Extracted data entries:

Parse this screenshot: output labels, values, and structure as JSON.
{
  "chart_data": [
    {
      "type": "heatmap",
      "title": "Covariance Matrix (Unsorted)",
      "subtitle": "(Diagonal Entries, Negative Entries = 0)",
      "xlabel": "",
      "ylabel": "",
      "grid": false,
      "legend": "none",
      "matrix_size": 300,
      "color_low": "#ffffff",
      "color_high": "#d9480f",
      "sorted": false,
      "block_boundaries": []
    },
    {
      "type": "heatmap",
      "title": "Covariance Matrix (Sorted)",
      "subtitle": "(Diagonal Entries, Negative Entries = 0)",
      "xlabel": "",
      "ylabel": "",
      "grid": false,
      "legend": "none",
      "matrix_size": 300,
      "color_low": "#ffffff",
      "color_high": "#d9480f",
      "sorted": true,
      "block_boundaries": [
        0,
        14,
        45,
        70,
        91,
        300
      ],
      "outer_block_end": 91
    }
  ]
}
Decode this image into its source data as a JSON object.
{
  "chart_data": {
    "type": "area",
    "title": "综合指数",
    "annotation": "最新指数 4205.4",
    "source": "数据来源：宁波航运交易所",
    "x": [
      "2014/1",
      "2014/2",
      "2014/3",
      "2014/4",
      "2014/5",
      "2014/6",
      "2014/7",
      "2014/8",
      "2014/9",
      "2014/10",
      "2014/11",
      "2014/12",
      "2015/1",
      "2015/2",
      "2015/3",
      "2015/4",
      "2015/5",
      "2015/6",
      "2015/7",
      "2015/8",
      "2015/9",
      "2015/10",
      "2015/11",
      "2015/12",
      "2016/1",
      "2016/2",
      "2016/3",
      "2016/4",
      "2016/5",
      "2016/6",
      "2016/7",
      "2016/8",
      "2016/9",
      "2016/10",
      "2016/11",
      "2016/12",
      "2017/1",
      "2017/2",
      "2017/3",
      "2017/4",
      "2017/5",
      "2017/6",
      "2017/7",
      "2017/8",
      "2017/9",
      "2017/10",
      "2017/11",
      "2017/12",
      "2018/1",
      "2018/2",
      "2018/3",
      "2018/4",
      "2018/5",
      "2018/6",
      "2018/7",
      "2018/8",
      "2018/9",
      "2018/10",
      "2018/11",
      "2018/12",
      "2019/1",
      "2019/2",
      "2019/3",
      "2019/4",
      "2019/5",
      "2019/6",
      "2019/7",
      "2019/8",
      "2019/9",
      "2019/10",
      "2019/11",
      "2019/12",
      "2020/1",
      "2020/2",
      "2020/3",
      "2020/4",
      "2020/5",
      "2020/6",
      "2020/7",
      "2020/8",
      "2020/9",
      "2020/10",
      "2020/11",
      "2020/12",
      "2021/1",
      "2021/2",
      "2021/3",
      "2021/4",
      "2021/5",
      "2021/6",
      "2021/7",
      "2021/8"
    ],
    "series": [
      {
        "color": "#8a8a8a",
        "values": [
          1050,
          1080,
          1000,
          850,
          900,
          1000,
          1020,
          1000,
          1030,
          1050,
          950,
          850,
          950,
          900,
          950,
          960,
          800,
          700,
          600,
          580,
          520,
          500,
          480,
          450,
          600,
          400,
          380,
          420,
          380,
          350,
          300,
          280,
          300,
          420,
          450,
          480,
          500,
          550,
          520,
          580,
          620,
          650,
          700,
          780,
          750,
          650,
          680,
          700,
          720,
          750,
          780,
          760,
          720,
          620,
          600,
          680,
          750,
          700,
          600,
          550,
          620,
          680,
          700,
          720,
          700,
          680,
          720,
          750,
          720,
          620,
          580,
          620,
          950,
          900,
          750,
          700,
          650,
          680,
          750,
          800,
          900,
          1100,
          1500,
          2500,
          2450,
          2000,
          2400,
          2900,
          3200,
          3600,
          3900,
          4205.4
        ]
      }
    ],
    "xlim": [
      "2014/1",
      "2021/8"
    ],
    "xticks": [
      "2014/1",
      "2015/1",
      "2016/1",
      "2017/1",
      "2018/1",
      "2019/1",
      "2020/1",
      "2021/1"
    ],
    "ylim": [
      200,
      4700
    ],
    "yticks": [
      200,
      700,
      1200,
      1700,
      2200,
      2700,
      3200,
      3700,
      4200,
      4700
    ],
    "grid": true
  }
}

**Stated exercise:** In the material above, find the lines that contain "JSON" and show them.

**Exercise response:**
Parse this screenshot: output labels, values, and structure as JSON.
Decode this image into its source data as a JSON object.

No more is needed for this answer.